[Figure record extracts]
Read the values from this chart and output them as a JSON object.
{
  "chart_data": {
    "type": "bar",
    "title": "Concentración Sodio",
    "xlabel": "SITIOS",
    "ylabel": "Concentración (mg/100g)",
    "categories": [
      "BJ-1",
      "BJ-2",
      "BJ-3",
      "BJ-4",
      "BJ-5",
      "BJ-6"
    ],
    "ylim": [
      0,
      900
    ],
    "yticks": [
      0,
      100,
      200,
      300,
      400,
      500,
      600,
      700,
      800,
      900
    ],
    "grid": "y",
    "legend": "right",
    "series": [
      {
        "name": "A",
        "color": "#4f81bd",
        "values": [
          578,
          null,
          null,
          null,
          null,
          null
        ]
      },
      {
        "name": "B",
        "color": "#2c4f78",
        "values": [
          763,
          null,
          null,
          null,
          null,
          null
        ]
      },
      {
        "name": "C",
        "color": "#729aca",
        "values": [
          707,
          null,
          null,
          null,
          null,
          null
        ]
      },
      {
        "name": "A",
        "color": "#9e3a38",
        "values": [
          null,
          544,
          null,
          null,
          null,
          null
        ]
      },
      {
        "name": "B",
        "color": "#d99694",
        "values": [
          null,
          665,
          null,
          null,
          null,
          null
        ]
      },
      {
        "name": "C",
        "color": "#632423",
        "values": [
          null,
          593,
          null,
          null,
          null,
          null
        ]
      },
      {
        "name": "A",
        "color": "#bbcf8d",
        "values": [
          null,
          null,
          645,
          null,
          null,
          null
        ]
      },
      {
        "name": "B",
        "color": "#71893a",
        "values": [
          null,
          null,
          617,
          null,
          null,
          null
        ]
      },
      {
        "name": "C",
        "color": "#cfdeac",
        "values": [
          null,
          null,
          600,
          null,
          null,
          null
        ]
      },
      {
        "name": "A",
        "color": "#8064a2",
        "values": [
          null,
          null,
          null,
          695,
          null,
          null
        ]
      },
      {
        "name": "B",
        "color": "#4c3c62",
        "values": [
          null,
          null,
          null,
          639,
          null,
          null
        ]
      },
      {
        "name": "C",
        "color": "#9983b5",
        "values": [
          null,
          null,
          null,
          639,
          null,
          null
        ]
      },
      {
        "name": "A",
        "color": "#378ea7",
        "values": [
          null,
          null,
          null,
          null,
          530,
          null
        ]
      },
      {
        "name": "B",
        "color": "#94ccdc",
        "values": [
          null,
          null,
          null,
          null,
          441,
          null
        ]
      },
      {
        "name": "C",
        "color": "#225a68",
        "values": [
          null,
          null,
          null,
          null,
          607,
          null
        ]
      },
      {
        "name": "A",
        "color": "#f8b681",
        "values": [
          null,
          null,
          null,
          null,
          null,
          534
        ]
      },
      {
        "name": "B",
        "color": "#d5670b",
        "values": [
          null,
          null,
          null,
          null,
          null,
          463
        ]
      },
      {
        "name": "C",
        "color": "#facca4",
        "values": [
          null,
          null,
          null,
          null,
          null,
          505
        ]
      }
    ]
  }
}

> _SHORT PROBLEM_
Print the material above once more, exactly.

> _OUTPUT_
Read the values from this chart and output them as a JSON object.
{
  "chart_data": {
    "type": "bar",
    "title": "Concentración Sodio",
    "xlabel": "SITIOS",
    "ylabel": "Concentración (mg/100g)",
    "categories": [
      "BJ-1",
      "BJ-2",
      "BJ-3",
      "BJ-4",
      "BJ-5",
      "BJ-6"
    ],
    "ylim": [
      0,
      900
    ],
    "yticks": [
      0,
      100,
      200,
      300,
      400,
      500,
      600,
      700,
      800,
      900
    ],
    "grid": "y",
    "legend": "right",
    "series": [
      {
        "name": "A",
        "color": "#4f81bd",
        "values": [
          578,
          null,
          null,
          null,
          null,
          null
        ]
      },
      {
        "name": "B",
        "color": "#2c4f78",
        "values": [
          763,
          null,
          null,
          null,
          null,
          null
        ]
      },
      {
        "name": "C",
        "color": "#729aca",
        "values": [
          707,
          null,
          null,
          null,
          null,
          null
        ]
      },
      {
        "name": "A",
        "color": "#9e3a38",
        "values": [
          null,
          544,
          null,
          null,
          null,
          null
        ]
      },
      {
        "name": "B",
        "color": "#d99694",
        "values": [
          null,
          665,
          null,
          null,
          null,
          null
        ]
      },
      {
        "name": "C",
        "color": "#632423",
        "values": [
          null,
          593,
          null,
          null,
          null,
          null
        ]
      },
      {
        "name": "A",
        "color": "#bbcf8d",
        "values": [
          null,
          null,
          645,
          null,
          null,
          null
        ]
      },
      {
        "name": "B",
        "color": "#71893a",
        "values": [
          null,
          null,
          617,
          null,
          null,
          null
        ]
      },
      {
        "name": "C",
        "color": "#cfdeac",
        "values": [
          null,
          null,
          600,
          null,
          null,
          null
        ]
      },
      {
        "name": "A",
        "color": "#8064a2",
        "values": [
          null,
          null,
          null,
          695,
          null,
          null
        ]
      },
      {
        "name": "B",
        "color": "#4c3c62",
        "values": [
          null,
          null,
          null,
          639,
          null,
          null
        ]
      },
      {
        "name": "C",
        "color": "#9983b5",
        "values": [
          null,
          null,
          null,
          639,
          null,
          null
        ]
      },
      {
        "name": "A",
        "color": "#378ea7",
        "values": [
          null,
          null,
          null,
          null,
          530,
          null
        ]
      },
      {
        "name": "B",
        "color": "#94ccdc",
        "values": [
          null,
          null,
          null,
          null,
          441,
          null
        ]
      },
      {
        "name": "C",
        "color": "#225a68",
        "values": [
          null,
          null,
          null,
          null,
          607,
          null
        ]
      },
      {
        "name": "A",
        "color": "#f8b681",
        "values": [
          null,
          null,
          null,
          null,
          null,
          534
        ]
      },
      {
        "name": "B",
        "color": "#d5670b",
        "values": [
          null,
          null,
          null,
          null,
          null,
          463
        ]
      },
      {
        "name": "C",
        "color": "#facca4",
        "values": [
          null,
          null,
          null,
          null,
          null,
          505
        ]
      }
    ]
  }
}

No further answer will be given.